Stored data entries:
"""

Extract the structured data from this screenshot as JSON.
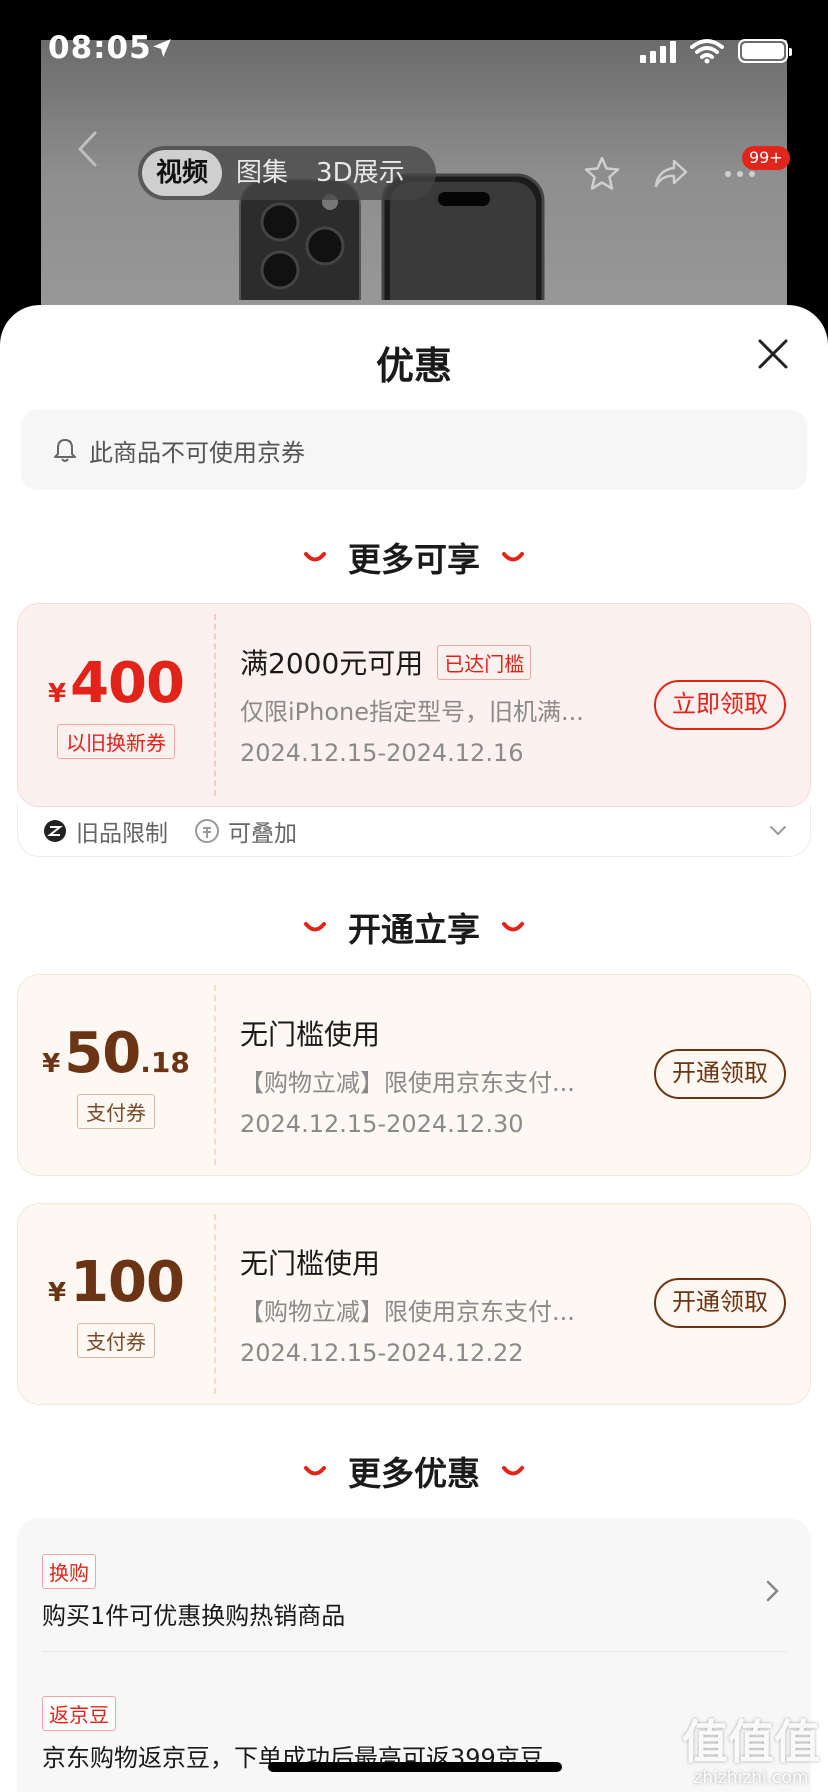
{
  "status": {
    "time": "08:05"
  },
  "product_header": {
    "media_tabs": [
      "视频",
      "图集",
      "3D展示"
    ],
    "active_tab": 0,
    "more_badge": "99+"
  },
  "sheet": {
    "title": "优惠",
    "notice": "此商品不可使用京券"
  },
  "sections": {
    "more_available": "更多可享",
    "open_to_enjoy": "开通立享",
    "more_offers": "更多优惠"
  },
  "coupons": [
    {
      "yen": "¥",
      "amount": "400",
      "decimal": "",
      "tag": "以旧换新券",
      "title": "满2000元可用",
      "status_tag": "已达门槛",
      "desc": "仅限iPhone指定型号，旧机满...",
      "date": "2024.12.15-2024.12.16",
      "button": "立即领取",
      "footer": [
        "旧品限制",
        "可叠加"
      ]
    },
    {
      "yen": "¥",
      "amount": "50",
      "decimal": ".18",
      "tag": "支付券",
      "title": "无门槛使用",
      "desc": "【购物立减】限使用京东支付...",
      "date": "2024.12.15-2024.12.30",
      "button": "开通领取"
    },
    {
      "yen": "¥",
      "amount": "100",
      "decimal": "",
      "tag": "支付券",
      "title": "无门槛使用",
      "desc": "【购物立减】限使用京东支付...",
      "date": "2024.12.15-2024.12.22",
      "button": "开通领取"
    }
  ],
  "more_offers": [
    {
      "tag": "换购",
      "text": "购买1件可优惠换购热销商品"
    },
    {
      "tag": "返京豆",
      "text": "京东购物返京豆，下单成功后最高可返399京豆"
    }
  ],
  "watermark": {
    "big": "值值值",
    "small": "zhizhizhi.com"
  },
  "colors": {
    "accent_red": "#e2231a",
    "brown": "#6b3414"
  }
}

"""

Your instructions:
Reproduce each entry precisely, dropping only the pictures.

Final answer:
Extract the structured data from this screenshot as JSON.
{
  "status": {
    "time": "08:05"
  },
  "product_header": {
    "media_tabs": [
      "视频",
      "图集",
      "3D展示"
    ],
    "active_tab": 0,
    "more_badge": "99+"
  },
  "sheet": {
    "title": "优惠",
    "notice": "此商品不可使用京券"
  },
  "sections": {
    "more_available": "更多可享",
    "open_to_enjoy": "开通立享",
    "more_offers": "更多优惠"
  },
  "coupons": [
    {
      "yen": "¥",
      "amount": "400",
      "decimal": "",
      "tag": "以旧换新券",
      "title": "满2000元可用",
      "status_tag": "已达门槛",
      "desc": "仅限iPhone指定型号，旧机满...",
      "date": "2024.12.15-2024.12.16",
      "button": "立即领取",
      "footer": [
        "旧品限制",
        "可叠加"
      ]
    },
    {
      "yen": "¥",
      "amount": "50",
      "decimal": ".18",
      "tag": "支付券",
      "title": "无门槛使用",
      "desc": "【购物立减】限使用京东支付...",
      "date": "2024.12.15-2024.12.30",
      "button": "开通领取"
    },
    {
      "yen": "¥",
      "amount": "100",
      "decimal": "",
      "tag": "支付券",
      "title": "无门槛使用",
      "desc": "【购物立减】限使用京东支付...",
      "date": "2024.12.15-2024.12.22",
      "button": "开通领取"
    }
  ],
  "more_offers": [
    {
      "tag": "换购",
      "text": "购买1件可优惠换购热销商品"
    },
    {
      "tag": "返京豆",
      "text": "京东购物返京豆，下单成功后最高可返399京豆"
    }
  ],
  "watermark": {
    "big": "值值值",
    "small": "zhizhizhi.com"
  },
  "colors": {
    "accent_red": "#e2231a",
    "brown": "#6b3414"
  }
}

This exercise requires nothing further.